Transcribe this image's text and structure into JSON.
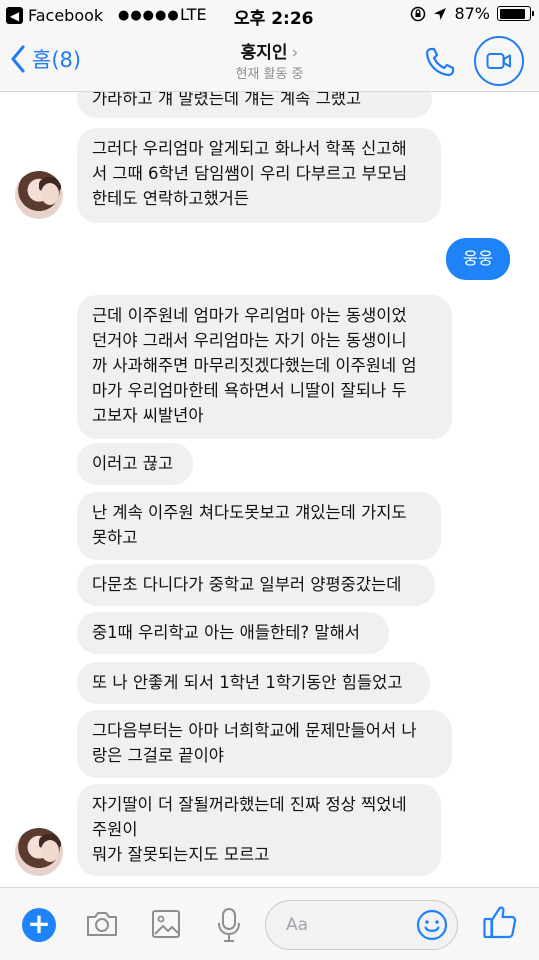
{
  "status_bar": {
    "app_back": "Facebook",
    "signal": "●●●●●",
    "carrier": "LTE",
    "time": "오후 2:26",
    "battery_percent": "87%",
    "battery_level": 0.87
  },
  "header": {
    "back_label": "홈(8)",
    "contact_name": "홍지인",
    "chevron": "›",
    "subtitle": "현재 활동 중",
    "call_icon": "phone-icon",
    "video_icon": "video-camera-icon"
  },
  "messages": [
    {
      "from": "them",
      "text": "가라하고 걔 말렸는데 걔는 계속 그랬고"
    },
    {
      "from": "them",
      "text": "그러다 우리엄마 알게되고 화나서 학폭 신고해\n서 그때 6학년 담임쌤이 우리 다부르고 부모님\n한테도 연락하고했거든"
    },
    {
      "from": "me",
      "text": "웅웅"
    },
    {
      "from": "them",
      "text": "근데 이주원네 엄마가 우리엄마 아는 동생이었\n던거야 그래서 우리엄마는 자기 아는 동생이니\n까 사과해주면 마무리짓겠다했는데 이주원네 엄\n마가 우리엄마한테 욕하면서 니딸이 잘되나 두\n고보자 씨발년아"
    },
    {
      "from": "them",
      "text": "이러고 끊고"
    },
    {
      "from": "them",
      "text": "난 계속 이주원 쳐다도못보고 걔있는데 가지도\n못하고"
    },
    {
      "from": "them",
      "text": "다문초 다니다가 중학교 일부러 양평중갔는데"
    },
    {
      "from": "them",
      "text": "중1때 우리학교 아는 애들한테? 말해서"
    },
    {
      "from": "them",
      "text": "또 나 안좋게 되서 1학년 1학기동안 힘들었고"
    },
    {
      "from": "them",
      "text": "그다음부터는 아마 너희학교에 문제만들어서 나\n랑은 그걸로 끝이야"
    },
    {
      "from": "them",
      "text": "자기딸이 더 잘될꺼라했는데 진짜 정상 찍었네\n주원이\n뭐가 잘못되는지도 모르고"
    }
  ],
  "composer": {
    "placeholder": "Aa",
    "plus_icon": "plus-icon",
    "camera_icon": "camera-icon",
    "image_icon": "image-icon",
    "mic_icon": "microphone-icon",
    "emoji_icon": "emoji-icon",
    "like_icon": "thumbs-up-icon",
    "plus_label": "+"
  },
  "colors": {
    "accent": "#1f7cf2",
    "sent_bubble": "#1f83f8",
    "received_bubble": "#f1f0f0"
  }
}
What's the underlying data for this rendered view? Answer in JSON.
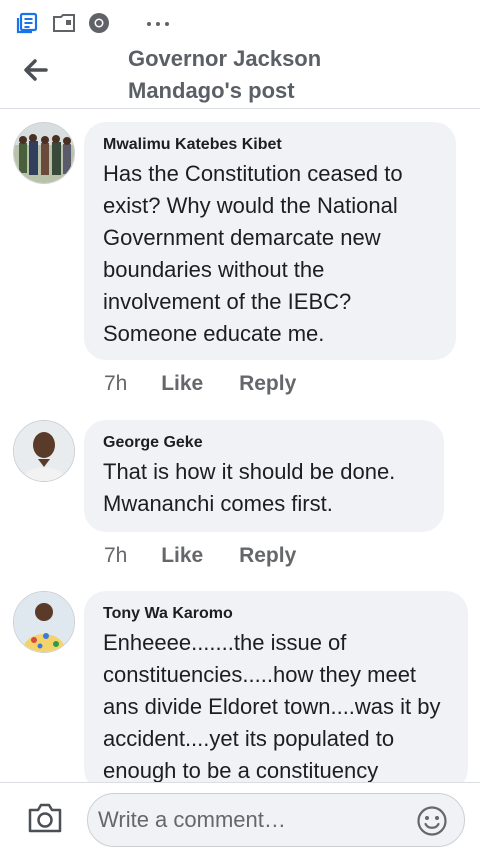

--------

**Your goal**
Copy the material shown above in full and exactly. Skip the pictures.

**Exercise solution**
Transcribe this image's text and structure into JSON.
{
  "status_bar": {
    "app_back": "Facebook",
    "signal": "●●●●●",
    "carrier": "LTE",
    "time": "오후 2:26",
    "battery_percent": "87%",
    "battery_level": 0.87
  },
  "header": {
    "back_label": "홈(8)",
    "contact_name": "홍지인",
    "chevron": "›",
    "subtitle": "현재 활동 중",
    "call_icon": "phone-icon",
    "video_icon": "video-camera-icon"
  },
  "messages": [
    {
      "from": "them",
      "text": "가라하고 걔 말렸는데 걔는 계속 그랬고"
    },
    {
      "from": "them",
      "text": "그러다 우리엄마 알게되고 화나서 학폭 신고해\n서 그때 6학년 담임쌤이 우리 다부르고 부모님\n한테도 연락하고했거든"
    },
    {
      "from": "me",
      "text": "웅웅"
    },
    {
      "from": "them",
      "text": "근데 이주원네 엄마가 우리엄마 아는 동생이었\n던거야 그래서 우리엄마는 자기 아는 동생이니\n까 사과해주면 마무리짓겠다했는데 이주원네 엄\n마가 우리엄마한테 욕하면서 니딸이 잘되나 두\n고보자 씨발년아"
    },
    {
      "from": "them",
      "text": "이러고 끊고"
    },
    {
      "from": "them",
      "text": "난 계속 이주원 쳐다도못보고 걔있는데 가지도\n못하고"
    },
    {
      "from": "them",
      "text": "다문초 다니다가 중학교 일부러 양평중갔는데"
    },
    {
      "from": "them",
      "text": "중1때 우리학교 아는 애들한테? 말해서"
    },
    {
      "from": "them",
      "text": "또 나 안좋게 되서 1학년 1학기동안 힘들었고"
    },
    {
      "from": "them",
      "text": "그다음부터는 아마 너희학교에 문제만들어서 나\n랑은 그걸로 끝이야"
    },
    {
      "from": "them",
      "text": "자기딸이 더 잘될꺼라했는데 진짜 정상 찍었네\n주원이\n뭐가 잘못되는지도 모르고"
    }
  ],
  "composer": {
    "placeholder": "Aa",
    "plus_icon": "plus-icon",
    "camera_icon": "camera-icon",
    "image_icon": "image-icon",
    "mic_icon": "microphone-icon",
    "emoji_icon": "emoji-icon",
    "like_icon": "thumbs-up-icon",
    "plus_label": "+"
  },
  "colors": {
    "accent": "#1f7cf2",
    "sent_bubble": "#1f83f8",
    "received_bubble": "#f1f0f0"
  }
}
What's the underlying data for this rendered view? Answer in JSON.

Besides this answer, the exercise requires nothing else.